_Exercise brief_: Gather, from the data below, each line in which the word "xlabel" occurs.

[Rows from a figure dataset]
_ _ _ _

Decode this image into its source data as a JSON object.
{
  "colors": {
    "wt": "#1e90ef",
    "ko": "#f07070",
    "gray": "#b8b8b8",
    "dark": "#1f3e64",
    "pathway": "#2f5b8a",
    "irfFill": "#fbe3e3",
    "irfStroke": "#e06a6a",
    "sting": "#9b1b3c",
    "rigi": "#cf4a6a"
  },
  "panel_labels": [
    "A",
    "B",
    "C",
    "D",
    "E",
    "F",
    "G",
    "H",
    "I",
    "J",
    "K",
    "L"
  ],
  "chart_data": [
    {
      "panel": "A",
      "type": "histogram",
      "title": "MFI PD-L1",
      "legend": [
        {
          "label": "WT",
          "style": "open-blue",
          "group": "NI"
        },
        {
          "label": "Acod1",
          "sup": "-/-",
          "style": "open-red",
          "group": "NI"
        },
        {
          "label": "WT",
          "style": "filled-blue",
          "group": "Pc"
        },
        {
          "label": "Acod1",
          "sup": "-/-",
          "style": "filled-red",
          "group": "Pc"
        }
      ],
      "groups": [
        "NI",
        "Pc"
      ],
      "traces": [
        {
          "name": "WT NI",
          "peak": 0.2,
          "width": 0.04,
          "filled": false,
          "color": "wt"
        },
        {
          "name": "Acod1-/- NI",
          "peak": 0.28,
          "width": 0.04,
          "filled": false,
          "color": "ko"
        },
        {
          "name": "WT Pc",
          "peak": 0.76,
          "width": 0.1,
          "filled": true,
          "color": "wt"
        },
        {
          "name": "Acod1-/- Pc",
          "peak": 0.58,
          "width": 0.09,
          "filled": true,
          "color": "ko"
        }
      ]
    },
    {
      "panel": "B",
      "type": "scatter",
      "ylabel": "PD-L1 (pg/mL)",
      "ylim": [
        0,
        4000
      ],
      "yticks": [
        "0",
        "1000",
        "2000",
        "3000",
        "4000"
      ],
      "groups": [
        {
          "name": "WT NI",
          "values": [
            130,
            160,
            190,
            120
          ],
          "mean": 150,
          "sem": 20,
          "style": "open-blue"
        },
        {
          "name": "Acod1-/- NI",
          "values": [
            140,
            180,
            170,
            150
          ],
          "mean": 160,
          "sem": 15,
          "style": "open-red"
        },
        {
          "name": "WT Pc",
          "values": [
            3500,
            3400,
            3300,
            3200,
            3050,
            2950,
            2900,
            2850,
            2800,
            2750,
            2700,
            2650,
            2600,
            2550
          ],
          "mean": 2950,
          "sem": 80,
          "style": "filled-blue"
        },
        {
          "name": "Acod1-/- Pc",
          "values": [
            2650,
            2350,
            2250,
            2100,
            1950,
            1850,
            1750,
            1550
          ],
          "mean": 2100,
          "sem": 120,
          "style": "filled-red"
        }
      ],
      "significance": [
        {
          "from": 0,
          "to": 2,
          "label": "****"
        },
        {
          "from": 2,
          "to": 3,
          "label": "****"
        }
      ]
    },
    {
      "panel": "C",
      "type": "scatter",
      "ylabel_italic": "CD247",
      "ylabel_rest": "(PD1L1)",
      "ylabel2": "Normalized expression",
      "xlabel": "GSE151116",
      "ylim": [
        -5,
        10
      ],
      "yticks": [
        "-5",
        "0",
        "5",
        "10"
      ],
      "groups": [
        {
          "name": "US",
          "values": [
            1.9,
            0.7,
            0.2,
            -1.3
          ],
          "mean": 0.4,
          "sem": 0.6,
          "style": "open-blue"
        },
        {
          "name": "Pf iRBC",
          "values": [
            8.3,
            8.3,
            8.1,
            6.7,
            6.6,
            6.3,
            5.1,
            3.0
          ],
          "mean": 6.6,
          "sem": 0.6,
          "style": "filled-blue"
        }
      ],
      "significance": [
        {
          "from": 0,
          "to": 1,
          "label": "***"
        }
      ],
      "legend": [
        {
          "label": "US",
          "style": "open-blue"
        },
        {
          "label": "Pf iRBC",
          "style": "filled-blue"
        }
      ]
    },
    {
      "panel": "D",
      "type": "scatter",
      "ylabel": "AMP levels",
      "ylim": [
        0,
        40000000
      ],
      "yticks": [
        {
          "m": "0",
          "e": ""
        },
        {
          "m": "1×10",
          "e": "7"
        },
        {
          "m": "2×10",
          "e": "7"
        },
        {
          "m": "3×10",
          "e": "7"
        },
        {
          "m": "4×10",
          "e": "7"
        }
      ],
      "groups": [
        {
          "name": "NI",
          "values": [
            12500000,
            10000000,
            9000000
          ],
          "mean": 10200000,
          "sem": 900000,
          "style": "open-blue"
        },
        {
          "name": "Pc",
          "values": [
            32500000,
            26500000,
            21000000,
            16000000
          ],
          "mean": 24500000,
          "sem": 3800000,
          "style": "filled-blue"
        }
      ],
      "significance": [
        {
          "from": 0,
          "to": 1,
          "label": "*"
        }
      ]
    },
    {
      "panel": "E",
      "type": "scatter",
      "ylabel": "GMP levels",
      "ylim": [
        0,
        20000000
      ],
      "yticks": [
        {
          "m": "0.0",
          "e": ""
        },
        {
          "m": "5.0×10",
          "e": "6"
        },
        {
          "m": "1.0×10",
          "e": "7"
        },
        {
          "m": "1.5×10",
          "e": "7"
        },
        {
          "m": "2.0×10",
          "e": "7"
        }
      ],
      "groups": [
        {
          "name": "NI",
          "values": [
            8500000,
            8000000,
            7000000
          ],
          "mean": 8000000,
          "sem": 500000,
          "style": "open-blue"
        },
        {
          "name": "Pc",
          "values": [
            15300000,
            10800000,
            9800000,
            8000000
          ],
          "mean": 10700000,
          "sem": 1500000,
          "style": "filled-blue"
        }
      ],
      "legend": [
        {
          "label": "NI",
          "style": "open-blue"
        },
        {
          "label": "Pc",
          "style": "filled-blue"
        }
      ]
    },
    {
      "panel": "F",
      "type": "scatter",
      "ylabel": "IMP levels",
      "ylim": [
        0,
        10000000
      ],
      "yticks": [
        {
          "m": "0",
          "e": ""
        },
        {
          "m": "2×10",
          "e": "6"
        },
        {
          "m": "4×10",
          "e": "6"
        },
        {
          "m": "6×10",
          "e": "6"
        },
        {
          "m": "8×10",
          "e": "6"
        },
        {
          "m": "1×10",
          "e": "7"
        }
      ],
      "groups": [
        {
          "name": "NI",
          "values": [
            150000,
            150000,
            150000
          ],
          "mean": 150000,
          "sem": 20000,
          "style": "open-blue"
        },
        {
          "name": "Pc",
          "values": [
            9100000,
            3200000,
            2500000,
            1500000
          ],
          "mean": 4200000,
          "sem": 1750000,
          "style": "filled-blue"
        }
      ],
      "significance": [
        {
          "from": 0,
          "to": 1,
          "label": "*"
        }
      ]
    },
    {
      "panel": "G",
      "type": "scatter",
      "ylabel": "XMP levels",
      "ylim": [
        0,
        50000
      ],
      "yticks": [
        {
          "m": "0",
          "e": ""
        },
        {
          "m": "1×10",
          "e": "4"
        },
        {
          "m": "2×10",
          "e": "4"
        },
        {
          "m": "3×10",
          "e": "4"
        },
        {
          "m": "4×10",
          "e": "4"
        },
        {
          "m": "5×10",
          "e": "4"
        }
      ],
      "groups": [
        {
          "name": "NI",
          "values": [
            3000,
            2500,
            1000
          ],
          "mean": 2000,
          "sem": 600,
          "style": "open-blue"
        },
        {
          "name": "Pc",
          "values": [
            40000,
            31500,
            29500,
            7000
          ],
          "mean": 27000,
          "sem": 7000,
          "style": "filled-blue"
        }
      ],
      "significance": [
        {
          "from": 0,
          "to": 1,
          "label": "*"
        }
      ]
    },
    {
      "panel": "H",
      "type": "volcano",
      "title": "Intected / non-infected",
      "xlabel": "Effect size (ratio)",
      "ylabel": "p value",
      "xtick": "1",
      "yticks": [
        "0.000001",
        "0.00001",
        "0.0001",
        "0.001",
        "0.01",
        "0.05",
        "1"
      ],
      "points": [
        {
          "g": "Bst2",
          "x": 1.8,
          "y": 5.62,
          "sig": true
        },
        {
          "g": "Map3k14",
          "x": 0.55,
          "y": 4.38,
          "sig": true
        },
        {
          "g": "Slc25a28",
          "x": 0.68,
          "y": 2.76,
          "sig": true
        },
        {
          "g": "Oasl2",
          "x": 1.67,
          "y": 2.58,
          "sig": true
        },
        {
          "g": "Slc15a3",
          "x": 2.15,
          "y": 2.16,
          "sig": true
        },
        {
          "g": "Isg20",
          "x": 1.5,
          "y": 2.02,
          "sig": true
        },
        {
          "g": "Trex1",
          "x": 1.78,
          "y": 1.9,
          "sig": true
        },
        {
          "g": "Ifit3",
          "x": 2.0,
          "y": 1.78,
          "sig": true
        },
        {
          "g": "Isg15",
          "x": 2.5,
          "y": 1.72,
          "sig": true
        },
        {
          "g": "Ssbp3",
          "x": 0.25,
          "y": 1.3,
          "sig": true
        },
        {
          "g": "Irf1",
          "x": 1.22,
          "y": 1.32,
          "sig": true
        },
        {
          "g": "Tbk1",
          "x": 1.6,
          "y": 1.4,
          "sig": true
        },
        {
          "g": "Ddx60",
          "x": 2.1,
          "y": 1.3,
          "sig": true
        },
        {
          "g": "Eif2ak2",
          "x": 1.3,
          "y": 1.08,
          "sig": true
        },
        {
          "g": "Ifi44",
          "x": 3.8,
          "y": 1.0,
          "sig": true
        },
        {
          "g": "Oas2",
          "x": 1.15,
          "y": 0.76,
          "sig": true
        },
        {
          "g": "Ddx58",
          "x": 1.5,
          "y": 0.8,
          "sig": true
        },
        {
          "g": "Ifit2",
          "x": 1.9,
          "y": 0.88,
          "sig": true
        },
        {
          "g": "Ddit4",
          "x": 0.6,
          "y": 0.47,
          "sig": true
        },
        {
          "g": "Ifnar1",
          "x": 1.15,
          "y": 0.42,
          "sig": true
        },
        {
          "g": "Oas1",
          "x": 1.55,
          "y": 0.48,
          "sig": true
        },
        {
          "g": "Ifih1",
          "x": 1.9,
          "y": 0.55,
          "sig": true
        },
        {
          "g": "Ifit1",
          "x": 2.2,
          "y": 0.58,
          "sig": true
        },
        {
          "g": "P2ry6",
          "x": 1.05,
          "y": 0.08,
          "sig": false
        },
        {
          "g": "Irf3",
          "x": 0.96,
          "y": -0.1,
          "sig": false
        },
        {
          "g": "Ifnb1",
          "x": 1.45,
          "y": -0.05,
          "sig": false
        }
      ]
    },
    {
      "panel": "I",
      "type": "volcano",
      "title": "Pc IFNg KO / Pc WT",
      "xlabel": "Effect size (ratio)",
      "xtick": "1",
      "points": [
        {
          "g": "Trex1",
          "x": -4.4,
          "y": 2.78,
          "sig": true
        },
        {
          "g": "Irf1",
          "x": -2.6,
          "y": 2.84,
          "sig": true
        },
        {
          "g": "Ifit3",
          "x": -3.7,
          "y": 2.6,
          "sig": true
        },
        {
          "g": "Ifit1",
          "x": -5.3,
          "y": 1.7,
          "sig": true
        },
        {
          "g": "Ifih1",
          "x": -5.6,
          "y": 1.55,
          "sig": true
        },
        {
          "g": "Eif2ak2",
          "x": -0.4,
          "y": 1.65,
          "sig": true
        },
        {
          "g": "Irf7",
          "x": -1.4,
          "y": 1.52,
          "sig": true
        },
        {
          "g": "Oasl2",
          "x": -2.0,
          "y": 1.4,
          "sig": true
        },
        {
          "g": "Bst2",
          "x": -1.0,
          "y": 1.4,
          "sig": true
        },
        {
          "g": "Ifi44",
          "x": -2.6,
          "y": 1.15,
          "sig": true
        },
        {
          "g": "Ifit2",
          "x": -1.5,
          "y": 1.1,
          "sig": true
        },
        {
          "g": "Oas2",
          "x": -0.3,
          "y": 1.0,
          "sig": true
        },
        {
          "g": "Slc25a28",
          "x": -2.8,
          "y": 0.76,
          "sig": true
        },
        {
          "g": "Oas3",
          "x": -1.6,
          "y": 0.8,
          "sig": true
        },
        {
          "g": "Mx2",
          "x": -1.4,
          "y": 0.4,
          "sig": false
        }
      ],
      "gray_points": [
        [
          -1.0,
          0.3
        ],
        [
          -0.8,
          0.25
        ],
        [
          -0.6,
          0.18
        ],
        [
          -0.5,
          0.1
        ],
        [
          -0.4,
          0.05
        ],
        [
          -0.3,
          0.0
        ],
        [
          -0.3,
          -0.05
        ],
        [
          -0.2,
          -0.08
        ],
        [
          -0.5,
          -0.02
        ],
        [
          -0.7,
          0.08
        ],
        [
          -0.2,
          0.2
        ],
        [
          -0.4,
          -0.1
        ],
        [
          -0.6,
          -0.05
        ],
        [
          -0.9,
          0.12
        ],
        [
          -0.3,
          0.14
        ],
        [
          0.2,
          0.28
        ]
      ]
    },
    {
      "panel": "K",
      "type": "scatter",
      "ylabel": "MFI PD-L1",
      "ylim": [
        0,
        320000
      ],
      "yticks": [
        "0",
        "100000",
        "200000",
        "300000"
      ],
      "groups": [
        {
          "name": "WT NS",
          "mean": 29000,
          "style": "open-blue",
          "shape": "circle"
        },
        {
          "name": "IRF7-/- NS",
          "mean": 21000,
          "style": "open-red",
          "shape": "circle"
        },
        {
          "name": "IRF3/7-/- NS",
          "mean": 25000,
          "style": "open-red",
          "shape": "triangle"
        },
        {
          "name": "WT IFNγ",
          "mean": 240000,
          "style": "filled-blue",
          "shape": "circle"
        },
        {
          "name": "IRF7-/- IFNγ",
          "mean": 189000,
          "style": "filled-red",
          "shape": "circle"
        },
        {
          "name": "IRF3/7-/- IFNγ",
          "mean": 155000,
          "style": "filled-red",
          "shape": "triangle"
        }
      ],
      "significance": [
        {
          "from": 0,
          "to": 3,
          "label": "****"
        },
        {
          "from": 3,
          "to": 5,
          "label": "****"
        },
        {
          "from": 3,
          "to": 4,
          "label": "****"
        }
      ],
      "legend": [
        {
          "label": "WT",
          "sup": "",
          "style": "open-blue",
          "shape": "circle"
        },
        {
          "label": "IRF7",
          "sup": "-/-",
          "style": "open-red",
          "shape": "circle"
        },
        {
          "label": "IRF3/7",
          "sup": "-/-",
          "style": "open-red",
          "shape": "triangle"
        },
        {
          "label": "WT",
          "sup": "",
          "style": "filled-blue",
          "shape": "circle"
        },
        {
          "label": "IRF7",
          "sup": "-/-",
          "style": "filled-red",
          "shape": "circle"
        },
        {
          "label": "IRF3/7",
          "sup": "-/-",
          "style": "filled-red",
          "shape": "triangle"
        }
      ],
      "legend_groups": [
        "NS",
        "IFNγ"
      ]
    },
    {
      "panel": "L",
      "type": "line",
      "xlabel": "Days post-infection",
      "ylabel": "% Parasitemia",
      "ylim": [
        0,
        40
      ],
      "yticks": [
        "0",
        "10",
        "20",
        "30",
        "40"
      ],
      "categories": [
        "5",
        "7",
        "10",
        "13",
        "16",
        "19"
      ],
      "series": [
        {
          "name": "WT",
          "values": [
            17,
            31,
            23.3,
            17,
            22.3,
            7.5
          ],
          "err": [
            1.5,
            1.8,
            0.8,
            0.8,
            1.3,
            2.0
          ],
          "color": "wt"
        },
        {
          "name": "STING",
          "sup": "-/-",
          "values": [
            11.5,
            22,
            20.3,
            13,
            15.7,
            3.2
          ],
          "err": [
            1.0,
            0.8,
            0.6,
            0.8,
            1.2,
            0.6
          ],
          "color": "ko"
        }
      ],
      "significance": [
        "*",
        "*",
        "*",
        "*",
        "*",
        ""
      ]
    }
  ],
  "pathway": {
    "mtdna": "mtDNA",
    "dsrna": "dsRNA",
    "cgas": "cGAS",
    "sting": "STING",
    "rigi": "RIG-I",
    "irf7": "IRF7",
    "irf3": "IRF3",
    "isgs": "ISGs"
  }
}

_ _ _ _

_Final answer_:
      "xlabel": "GSE151116",
      "xlabel": "Effect size (ratio)",
      "xlabel": "Effect size (ratio)",
      "xlabel": "Days post-infection",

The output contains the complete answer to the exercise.